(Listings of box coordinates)
=-=-=

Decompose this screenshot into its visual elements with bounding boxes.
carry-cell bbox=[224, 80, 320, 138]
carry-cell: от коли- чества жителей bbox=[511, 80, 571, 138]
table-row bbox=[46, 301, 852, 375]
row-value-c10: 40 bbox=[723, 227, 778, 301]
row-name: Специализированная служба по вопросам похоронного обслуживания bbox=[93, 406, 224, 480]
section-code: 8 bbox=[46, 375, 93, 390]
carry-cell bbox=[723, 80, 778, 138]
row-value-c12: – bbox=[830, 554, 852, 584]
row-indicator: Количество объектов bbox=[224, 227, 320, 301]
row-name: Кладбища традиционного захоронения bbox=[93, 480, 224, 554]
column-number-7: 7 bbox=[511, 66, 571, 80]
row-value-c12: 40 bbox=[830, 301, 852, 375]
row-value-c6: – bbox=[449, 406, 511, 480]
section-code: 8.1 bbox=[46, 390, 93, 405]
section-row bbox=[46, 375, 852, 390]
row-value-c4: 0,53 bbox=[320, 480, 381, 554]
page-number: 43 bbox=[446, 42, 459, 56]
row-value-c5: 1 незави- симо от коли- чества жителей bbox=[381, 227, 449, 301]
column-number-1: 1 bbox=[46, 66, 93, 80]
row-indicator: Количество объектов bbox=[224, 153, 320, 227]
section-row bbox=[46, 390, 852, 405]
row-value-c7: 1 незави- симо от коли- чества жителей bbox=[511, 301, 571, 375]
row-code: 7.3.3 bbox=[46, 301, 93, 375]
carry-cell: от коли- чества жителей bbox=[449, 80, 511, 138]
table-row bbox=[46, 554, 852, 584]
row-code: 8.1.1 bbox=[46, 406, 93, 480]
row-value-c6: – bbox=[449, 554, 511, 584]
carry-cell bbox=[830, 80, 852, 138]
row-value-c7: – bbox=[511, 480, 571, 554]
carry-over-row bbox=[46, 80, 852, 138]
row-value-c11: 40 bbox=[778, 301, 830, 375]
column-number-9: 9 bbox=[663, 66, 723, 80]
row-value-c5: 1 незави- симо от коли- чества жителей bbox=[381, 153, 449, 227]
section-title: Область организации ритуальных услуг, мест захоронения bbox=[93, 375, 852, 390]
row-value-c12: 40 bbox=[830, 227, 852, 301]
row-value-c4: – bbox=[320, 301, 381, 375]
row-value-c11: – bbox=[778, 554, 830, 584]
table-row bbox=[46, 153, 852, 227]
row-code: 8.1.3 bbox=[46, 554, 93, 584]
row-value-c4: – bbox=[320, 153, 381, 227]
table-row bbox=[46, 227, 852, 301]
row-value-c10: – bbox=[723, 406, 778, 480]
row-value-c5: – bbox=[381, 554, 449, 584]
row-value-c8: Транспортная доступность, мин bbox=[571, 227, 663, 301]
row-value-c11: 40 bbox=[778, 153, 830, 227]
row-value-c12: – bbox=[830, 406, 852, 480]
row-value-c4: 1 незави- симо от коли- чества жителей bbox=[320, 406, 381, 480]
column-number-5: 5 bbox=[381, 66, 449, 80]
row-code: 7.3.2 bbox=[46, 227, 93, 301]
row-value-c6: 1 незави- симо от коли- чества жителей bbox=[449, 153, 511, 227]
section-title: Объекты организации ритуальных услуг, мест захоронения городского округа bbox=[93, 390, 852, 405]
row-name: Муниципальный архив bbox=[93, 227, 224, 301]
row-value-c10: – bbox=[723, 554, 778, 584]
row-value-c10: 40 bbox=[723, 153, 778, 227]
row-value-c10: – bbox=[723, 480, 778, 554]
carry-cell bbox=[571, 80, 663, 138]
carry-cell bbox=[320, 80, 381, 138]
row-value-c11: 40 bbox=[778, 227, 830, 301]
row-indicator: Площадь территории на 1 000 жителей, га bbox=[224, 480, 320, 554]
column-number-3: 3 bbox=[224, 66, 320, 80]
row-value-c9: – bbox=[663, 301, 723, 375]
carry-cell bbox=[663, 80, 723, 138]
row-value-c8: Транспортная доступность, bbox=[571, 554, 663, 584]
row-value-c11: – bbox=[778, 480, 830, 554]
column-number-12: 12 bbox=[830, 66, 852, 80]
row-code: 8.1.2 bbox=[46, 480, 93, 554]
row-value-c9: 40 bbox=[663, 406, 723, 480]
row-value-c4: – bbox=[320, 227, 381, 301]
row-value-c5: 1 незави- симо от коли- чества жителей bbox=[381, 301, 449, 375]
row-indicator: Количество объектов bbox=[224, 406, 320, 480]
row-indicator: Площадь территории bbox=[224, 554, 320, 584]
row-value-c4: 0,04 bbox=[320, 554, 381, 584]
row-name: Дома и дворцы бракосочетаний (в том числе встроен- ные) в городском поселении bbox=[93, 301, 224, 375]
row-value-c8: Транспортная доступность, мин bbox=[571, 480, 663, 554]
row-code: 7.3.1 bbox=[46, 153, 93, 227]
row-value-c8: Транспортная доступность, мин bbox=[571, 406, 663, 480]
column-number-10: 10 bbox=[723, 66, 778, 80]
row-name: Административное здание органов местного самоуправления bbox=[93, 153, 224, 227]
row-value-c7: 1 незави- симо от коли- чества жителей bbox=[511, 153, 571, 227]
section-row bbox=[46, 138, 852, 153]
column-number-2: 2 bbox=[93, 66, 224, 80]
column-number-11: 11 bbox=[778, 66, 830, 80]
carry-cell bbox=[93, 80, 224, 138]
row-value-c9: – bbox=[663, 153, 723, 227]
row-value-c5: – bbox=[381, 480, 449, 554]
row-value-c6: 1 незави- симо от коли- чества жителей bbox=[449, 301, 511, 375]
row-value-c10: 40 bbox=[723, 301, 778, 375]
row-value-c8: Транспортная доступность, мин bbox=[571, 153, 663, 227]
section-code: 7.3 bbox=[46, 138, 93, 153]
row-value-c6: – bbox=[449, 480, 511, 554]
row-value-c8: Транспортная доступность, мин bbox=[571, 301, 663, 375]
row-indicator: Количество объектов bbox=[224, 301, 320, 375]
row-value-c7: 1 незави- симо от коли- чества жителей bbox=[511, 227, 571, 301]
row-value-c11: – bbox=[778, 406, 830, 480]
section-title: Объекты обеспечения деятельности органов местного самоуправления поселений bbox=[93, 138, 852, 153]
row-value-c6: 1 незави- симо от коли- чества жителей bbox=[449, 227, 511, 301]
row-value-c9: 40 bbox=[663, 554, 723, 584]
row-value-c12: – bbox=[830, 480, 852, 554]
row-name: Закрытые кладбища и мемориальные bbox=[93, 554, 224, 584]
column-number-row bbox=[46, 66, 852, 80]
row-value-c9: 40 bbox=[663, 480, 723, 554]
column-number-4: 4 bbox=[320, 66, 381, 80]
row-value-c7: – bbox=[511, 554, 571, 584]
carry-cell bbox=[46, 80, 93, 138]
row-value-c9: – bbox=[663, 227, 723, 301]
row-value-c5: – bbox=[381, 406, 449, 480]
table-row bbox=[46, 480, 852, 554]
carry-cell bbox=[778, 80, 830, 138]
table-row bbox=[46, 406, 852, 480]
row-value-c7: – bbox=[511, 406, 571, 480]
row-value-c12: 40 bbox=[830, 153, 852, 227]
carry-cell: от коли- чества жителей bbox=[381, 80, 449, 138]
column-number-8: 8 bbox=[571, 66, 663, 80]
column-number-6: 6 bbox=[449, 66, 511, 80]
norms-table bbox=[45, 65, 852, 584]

=-=-=

## Exercise goal
Express each line of the data above as a JSON list of strings, one string per line, omitting any blank lines.

## Response to this exercise
[
  "Decompose this screenshot into its visual elements with bounding boxes.",
  "carry-cell bbox=[224, 80, 320, 138]",
  "carry-cell: от коли- чества жителей bbox=[511, 80, 571, 138]",
  "table-row bbox=[46, 301, 852, 375]",
  "row-value-c10: 40 bbox=[723, 227, 778, 301]",
  "row-name: Специализированная служба по вопросам похоронного обслуживания bbox=[93, 406, 224, 480]",
  "section-code: 8 bbox=[46, 375, 93, 390]",
  "carry-cell bbox=[723, 80, 778, 138]",
  "row-value-c12: – bbox=[830, 554, 852, 584]",
  "row-indicator: Количество объектов bbox=[224, 227, 320, 301]",
  "row-name: Кладбища традиционного захоронения bbox=[93, 480, 224, 554]",
  "column-number-7: 7 bbox=[511, 66, 571, 80]",
  "row-value-c12: 40 bbox=[830, 301, 852, 375]",
  "row-value-c6: – bbox=[449, 406, 511, 480]",
  "section-code: 8.1 bbox=[46, 390, 93, 405]",
  "section-row bbox=[46, 375, 852, 390]",
  "row-value-c4: 0,53 bbox=[320, 480, 381, 554]",
  "page-number: 43 bbox=[446, 42, 459, 56]",
  "row-value-c5: 1 незави- симо от коли- чества жителей bbox=[381, 227, 449, 301]",
  "column-number-1: 1 bbox=[46, 66, 93, 80]",
  "row-indicator: Количество объектов bbox=[224, 153, 320, 227]",
  "section-row bbox=[46, 390, 852, 405]",
  "row-value-c7: 1 незави- симо от коли- чества жителей bbox=[511, 301, 571, 375]",
  "row-code: 7.3.3 bbox=[46, 301, 93, 375]",
  "carry-cell: от коли- чества жителей bbox=[449, 80, 511, 138]",
  "table-row bbox=[46, 554, 852, 584]",
  "row-code: 8.1.1 bbox=[46, 406, 93, 480]",
  "row-value-c6: – bbox=[449, 554, 511, 584]",
  "carry-cell bbox=[830, 80, 852, 138]",
  "row-value-c7: – bbox=[511, 480, 571, 554]",
  "carry-over-row bbox=[46, 80, 852, 138]",
  "row-value-c11: 40 bbox=[778, 301, 830, 375]",
  "column-number-9: 9 bbox=[663, 66, 723, 80]",
  "row-value-c5: 1 незави- симо от коли- чества жителей bbox=[381, 153, 449, 227]",
  "section-title: Область организации ритуальных услуг, мест захоронения bbox=[93, 375, 852, 390]",
  "row-value-c12: 40 bbox=[830, 227, 852, 301]",
  "row-value-c4: – bbox=[320, 301, 381, 375]",
  "row-value-c11: – bbox=[778, 554, 830, 584]",
  "table-row bbox=[46, 153, 852, 227]",
  "row-code: 8.1.3 bbox=[46, 554, 93, 584]",
  "row-value-c4: – bbox=[320, 153, 381, 227]",
  "table-row bbox=[46, 227, 852, 301]",
  "row-value-c10: – bbox=[723, 406, 778, 480]",
  "row-value-c5: – bbox=[381, 554, 449, 584]",
  "row-value-c8: Транспортная доступность, мин bbox=[571, 227, 663, 301]",
  "row-value-c11: 40 bbox=[778, 153, 830, 227]",
  "row-value-c12: – bbox=[830, 406, 852, 480]",
  "row-value-c4: 1 незави- симо от коли- чества жителей bbox=[320, 406, 381, 480]",
  "column-number-5: 5 bbox=[381, 66, 449, 80]",
  "row-code: 7.3.2 bbox=[46, 227, 93, 301]",
  "row-value-c6: 1 незави- симо от коли- чества жителей bbox=[449, 153, 511, 227]",
  "section-title: Объекты организации ритуальных услуг, мест захоронения городского округа bbox=[93, 390, 852, 405]",
  "row-name: Муниципальный архив bbox=[93, 227, 224, 301]",
  "row-value-c10: – bbox=[723, 554, 778, 584]",
  "row-value-c10: 40 bbox=[723, 153, 778, 227]",
  "row-value-c10: – bbox=[723, 480, 778, 554]",
  "carry-cell bbox=[571, 80, 663, 138]",
  "carry-cell bbox=[320, 80, 381, 138]",
  "row-value-c11: 40 bbox=[778, 227, 830, 301]",
  "row-indicator: Площадь территории на 1 000 жителей, га bbox=[224, 480, 320, 554]",
  "column-number-3: 3 bbox=[224, 66, 320, 80]",
  "row-value-c9: – bbox=[663, 301, 723, 375]",
  "carry-cell bbox=[663, 80, 723, 138]",
  "row-value-c8: Транспортная доступность, bbox=[571, 554, 663, 584]",
  "row-value-c11: – bbox=[778, 480, 830, 554]",
  "column-number-12: 12 bbox=[830, 66, 852, 80]",
  "row-code: 8.1.2 bbox=[46, 480, 93, 554]",
  "row-value-c9: 40 bbox=[663, 406, 723, 480]",
  "row-value-c4: – bbox=[320, 227, 381, 301]",
  "row-value-c5: 1 незави- симо от коли- чества жителей bbox=[381, 301, 449, 375]",
  "row-indicator: Количество объектов bbox=[224, 406, 320, 480]",
  "row-indicator: Площадь территории bbox=[224, 554, 320, 584]",
  "row-value-c4: 0,04 bbox=[320, 554, 381, 584]",
  "row-name: Дома и дворцы бракосочетаний (в том числе встроен- ные) в городском поселении bbox=[93, 301, 224, 375]",
  "row-value-c8: Транспортная доступность, мин bbox=[571, 480, 663, 554]",
  "row-code: 7.3.1 bbox=[46, 153, 93, 227]",
  "row-value-c8: Транспортная доступность, мин bbox=[571, 406, 663, 480]",
  "column-number-10: 10 bbox=[723, 66, 778, 80]",
  "row-name: Административное здание органов местного самоуправления bbox=[93, 153, 224, 227]",
  "row-value-c7: 1 незави- симо от коли- чества жителей bbox=[511, 153, 571, 227]",
  "section-row bbox=[46, 138, 852, 153]",
  "column-number-2: 2 bbox=[93, 66, 224, 80]",
  "column-number-11: 11 bbox=[778, 66, 830, 80]",
  "carry-cell bbox=[93, 80, 224, 138]",
  "row-value-c9: – bbox=[663, 153, 723, 227]",
  "row-value-c5: – bbox=[381, 480, 449, 554]",
  "row-value-c6: 1 незави- симо от коли- чества жителей bbox=[449, 301, 511, 375]",
  "row-value-c10: 40 bbox=[723, 301, 778, 375]",
  "row-value-c8: Транспортная доступность, мин bbox=[571, 153, 663, 227]",
  "section-code: 7.3 bbox=[46, 138, 93, 153]",
  "row-value-c6: – bbox=[449, 480, 511, 554]",
  "row-value-c8: Транспортная доступность, мин bbox=[571, 301, 663, 375]",
  "row-indicator: Количество объектов bbox=[224, 301, 320, 375]",
  "row-value-c7: 1 незави- симо от коли- чества жителей bbox=[511, 227, 571, 301]",
  "row-value-c11: – bbox=[778, 406, 830, 480]",
  "section-title: Объекты обеспечения деятельности органов местного самоуправления поселений bbox=[93, 138, 852, 153]",
  "row-value-c6: 1 незави- симо от коли- чества жителей bbox=[449, 227, 511, 301]",
  "row-value-c9: 40 bbox=[663, 554, 723, 584]",
  "row-value-c12: – bbox=[830, 480, 852, 554]",
  "row-name: Закрытые кладбища и мемориальные bbox=[93, 554, 224, 584]",
  "column-number-row bbox=[46, 66, 852, 80]",
  "row-value-c9: 40 bbox=[663, 480, 723, 554]",
  "column-number-4: 4 bbox=[320, 66, 381, 80]",
  "row-value-c7: – bbox=[511, 554, 571, 584]",
  "carry-cell bbox=[46, 80, 93, 138]",
  "row-value-c9: – bbox=[663, 227, 723, 301]",
  "row-value-c5: – bbox=[381, 406, 449, 480]",
  "table-row bbox=[46, 480, 852, 554]",
  "carry-cell bbox=[778, 80, 830, 138]",
  "table-row bbox=[46, 406, 852, 480]",
  "row-value-c7: – bbox=[511, 406, 571, 480]",
  "row-value-c12: 40 bbox=[830, 153, 852, 227]",
  "carry-cell: от коли- чества жителей bbox=[381, 80, 449, 138]",
  "column-number-8: 8 bbox=[571, 66, 663, 80]",
  "column-number-6: 6 bbox=[449, 66, 511, 80]",
  "norms-table bbox=[45, 65, 852, 584]"
]